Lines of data

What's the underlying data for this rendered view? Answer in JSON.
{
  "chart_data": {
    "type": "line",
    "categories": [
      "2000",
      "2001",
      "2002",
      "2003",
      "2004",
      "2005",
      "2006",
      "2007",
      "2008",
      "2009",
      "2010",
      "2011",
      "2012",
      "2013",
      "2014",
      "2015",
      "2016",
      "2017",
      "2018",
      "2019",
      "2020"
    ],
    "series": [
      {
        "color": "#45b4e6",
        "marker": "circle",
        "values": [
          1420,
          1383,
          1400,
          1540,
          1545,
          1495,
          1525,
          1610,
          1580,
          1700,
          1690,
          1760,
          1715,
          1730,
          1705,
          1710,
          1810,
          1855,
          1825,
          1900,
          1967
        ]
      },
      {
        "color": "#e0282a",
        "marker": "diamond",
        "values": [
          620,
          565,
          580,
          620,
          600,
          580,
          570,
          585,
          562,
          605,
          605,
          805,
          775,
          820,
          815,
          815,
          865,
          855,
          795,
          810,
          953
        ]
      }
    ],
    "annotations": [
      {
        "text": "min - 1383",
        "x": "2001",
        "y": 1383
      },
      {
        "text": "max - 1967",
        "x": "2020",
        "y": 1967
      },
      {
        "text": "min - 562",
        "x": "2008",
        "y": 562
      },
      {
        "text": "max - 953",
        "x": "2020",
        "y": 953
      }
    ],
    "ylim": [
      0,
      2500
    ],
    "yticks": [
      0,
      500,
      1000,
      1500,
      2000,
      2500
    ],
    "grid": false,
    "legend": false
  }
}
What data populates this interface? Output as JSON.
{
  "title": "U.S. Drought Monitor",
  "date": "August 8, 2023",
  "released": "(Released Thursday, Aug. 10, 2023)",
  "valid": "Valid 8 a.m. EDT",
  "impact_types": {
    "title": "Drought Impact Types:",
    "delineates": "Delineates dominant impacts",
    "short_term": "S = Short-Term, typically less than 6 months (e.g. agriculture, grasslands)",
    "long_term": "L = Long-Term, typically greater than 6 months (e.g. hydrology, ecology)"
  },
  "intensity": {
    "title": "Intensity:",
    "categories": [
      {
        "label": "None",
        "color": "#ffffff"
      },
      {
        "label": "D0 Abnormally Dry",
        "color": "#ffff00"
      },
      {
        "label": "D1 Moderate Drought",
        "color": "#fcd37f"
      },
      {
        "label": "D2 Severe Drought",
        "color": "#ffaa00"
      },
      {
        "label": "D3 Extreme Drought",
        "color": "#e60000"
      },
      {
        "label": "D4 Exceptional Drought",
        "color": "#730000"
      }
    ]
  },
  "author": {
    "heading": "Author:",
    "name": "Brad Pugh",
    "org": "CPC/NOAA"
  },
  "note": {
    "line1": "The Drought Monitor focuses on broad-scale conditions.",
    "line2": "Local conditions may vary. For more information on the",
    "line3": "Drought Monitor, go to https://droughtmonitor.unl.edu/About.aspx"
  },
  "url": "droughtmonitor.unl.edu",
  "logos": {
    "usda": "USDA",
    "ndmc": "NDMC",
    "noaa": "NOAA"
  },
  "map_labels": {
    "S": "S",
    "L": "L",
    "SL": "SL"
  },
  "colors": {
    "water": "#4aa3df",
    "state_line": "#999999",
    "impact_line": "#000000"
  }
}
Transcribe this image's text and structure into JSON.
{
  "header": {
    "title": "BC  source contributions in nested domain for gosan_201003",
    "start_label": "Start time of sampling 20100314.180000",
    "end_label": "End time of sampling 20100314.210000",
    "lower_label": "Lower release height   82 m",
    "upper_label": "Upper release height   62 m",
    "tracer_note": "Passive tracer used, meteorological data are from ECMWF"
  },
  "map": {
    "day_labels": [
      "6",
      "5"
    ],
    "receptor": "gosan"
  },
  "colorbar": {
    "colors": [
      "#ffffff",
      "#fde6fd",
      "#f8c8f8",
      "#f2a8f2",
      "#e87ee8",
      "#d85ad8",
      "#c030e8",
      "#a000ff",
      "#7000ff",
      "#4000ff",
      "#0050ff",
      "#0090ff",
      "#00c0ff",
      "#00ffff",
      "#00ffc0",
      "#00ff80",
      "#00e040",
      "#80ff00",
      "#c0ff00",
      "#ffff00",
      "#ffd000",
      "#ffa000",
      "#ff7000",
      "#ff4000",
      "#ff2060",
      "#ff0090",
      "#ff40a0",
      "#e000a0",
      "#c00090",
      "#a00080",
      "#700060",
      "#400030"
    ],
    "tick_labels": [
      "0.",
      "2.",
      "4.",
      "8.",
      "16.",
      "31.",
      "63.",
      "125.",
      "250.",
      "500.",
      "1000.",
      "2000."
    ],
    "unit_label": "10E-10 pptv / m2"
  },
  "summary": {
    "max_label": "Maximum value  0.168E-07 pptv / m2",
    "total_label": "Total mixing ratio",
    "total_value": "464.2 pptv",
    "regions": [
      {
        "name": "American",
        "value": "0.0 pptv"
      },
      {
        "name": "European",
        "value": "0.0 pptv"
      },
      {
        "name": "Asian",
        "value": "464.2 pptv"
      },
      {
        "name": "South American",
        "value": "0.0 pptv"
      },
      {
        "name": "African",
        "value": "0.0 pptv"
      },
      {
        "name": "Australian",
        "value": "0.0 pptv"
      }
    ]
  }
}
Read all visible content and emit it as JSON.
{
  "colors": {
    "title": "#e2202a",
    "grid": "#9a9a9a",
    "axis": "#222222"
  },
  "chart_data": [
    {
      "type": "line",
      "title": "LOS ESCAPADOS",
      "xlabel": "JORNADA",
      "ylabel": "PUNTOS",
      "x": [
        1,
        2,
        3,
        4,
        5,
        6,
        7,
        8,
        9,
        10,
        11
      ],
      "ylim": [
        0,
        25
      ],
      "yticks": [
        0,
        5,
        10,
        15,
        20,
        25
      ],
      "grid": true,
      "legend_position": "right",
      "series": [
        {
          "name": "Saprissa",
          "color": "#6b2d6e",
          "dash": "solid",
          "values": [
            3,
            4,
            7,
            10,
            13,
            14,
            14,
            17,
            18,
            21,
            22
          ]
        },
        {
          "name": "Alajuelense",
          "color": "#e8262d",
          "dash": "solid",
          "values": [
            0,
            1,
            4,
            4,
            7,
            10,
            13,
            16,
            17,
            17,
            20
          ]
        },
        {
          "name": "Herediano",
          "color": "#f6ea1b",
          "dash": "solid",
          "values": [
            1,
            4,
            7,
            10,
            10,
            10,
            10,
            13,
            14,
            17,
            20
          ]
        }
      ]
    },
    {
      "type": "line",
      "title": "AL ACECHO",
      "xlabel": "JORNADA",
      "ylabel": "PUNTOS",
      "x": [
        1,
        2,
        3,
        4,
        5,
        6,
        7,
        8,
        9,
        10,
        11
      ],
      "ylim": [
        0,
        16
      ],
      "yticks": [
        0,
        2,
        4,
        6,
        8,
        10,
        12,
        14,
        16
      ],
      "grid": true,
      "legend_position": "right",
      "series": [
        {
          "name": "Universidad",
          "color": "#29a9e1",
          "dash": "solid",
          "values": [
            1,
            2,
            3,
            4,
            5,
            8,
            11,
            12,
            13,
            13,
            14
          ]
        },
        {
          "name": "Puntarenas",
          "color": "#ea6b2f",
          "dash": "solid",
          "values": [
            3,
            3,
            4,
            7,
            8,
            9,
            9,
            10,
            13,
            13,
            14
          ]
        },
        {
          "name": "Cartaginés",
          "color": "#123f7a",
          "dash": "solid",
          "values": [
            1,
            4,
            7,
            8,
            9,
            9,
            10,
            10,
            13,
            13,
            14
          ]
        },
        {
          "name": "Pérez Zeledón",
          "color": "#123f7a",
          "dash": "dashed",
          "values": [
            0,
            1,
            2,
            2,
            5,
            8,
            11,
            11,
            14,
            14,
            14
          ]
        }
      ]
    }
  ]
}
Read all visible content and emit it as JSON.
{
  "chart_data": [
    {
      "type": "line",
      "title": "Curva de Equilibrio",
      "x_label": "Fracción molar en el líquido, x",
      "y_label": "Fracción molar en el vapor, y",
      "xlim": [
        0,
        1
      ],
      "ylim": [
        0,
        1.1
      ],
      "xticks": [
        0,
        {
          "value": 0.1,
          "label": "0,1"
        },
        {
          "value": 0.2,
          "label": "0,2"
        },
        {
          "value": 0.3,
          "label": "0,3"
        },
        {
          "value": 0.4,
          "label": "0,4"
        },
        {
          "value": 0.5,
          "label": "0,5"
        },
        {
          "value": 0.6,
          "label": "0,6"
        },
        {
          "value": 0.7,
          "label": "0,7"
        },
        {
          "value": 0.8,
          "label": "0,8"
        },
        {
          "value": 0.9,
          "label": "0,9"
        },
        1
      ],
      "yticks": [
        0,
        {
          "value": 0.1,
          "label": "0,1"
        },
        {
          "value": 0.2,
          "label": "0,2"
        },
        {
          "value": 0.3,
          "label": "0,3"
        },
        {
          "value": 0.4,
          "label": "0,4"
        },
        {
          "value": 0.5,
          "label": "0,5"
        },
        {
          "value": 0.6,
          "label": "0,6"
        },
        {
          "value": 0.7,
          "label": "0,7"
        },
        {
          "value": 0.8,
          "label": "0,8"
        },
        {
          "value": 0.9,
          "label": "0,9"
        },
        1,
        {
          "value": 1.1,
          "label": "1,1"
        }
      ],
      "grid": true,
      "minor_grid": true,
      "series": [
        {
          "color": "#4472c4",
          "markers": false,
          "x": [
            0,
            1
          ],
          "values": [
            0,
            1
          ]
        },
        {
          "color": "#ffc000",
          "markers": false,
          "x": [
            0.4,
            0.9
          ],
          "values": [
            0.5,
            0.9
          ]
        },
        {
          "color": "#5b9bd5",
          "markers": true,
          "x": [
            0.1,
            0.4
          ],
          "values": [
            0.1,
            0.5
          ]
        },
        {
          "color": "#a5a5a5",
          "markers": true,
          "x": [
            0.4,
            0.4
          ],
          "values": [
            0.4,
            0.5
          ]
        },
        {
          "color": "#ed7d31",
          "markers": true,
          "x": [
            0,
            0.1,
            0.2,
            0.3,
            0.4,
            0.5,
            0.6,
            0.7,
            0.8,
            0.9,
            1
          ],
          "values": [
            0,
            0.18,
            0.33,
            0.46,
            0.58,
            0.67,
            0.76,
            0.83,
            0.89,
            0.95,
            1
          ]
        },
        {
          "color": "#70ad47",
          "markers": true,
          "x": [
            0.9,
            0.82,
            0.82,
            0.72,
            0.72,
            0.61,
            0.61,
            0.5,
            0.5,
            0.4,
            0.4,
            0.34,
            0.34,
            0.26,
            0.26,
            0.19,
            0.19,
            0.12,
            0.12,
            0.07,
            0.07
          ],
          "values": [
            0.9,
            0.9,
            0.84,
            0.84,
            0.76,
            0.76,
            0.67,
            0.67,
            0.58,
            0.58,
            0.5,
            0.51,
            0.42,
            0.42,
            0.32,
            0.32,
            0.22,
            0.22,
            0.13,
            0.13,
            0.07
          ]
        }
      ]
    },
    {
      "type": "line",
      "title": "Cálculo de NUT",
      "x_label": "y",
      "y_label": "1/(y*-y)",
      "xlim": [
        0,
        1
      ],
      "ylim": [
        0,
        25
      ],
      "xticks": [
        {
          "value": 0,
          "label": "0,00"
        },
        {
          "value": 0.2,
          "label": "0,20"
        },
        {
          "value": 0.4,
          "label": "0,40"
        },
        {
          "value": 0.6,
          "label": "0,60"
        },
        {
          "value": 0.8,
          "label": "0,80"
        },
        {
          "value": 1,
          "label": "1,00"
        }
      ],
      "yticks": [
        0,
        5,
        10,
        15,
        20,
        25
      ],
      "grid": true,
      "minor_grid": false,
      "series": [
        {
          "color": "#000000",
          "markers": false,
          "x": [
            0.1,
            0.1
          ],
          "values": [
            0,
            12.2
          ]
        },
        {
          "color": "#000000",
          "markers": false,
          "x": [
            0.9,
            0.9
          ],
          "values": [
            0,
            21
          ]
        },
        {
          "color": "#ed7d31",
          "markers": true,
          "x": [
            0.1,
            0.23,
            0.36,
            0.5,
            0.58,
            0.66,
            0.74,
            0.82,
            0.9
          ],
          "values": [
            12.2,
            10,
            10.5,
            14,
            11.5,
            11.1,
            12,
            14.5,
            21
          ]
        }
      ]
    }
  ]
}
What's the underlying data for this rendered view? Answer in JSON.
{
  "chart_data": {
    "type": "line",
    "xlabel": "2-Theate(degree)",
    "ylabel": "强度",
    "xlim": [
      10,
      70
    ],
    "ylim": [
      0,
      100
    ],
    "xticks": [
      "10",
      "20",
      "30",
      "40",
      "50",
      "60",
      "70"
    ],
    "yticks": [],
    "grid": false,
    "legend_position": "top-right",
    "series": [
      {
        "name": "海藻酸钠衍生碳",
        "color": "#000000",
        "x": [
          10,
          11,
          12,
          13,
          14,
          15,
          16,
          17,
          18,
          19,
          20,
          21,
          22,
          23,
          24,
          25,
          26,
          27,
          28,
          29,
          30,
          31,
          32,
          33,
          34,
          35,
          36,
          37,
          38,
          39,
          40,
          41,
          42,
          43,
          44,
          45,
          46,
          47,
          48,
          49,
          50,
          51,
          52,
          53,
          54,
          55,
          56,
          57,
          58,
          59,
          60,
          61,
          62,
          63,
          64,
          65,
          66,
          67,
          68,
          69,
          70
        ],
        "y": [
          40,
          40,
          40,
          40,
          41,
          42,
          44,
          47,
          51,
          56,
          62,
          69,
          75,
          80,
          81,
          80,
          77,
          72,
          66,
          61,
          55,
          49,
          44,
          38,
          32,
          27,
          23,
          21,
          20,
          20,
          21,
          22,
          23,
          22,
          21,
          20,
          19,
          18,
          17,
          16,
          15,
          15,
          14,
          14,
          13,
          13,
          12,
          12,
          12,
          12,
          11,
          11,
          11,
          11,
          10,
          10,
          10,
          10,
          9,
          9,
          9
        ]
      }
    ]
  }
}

- WHAT THE TASK REQUIRES: Pick out lines containing the word "this", each one as written.

- SOLVED EXERCISE:
What's the underlying data for this rendered view? Answer in JSON.
What data populates this interface? Output as JSON.
Transcribe this image's text and structure into JSON.
What's the underlying data for this rendered view? Answer in JSON.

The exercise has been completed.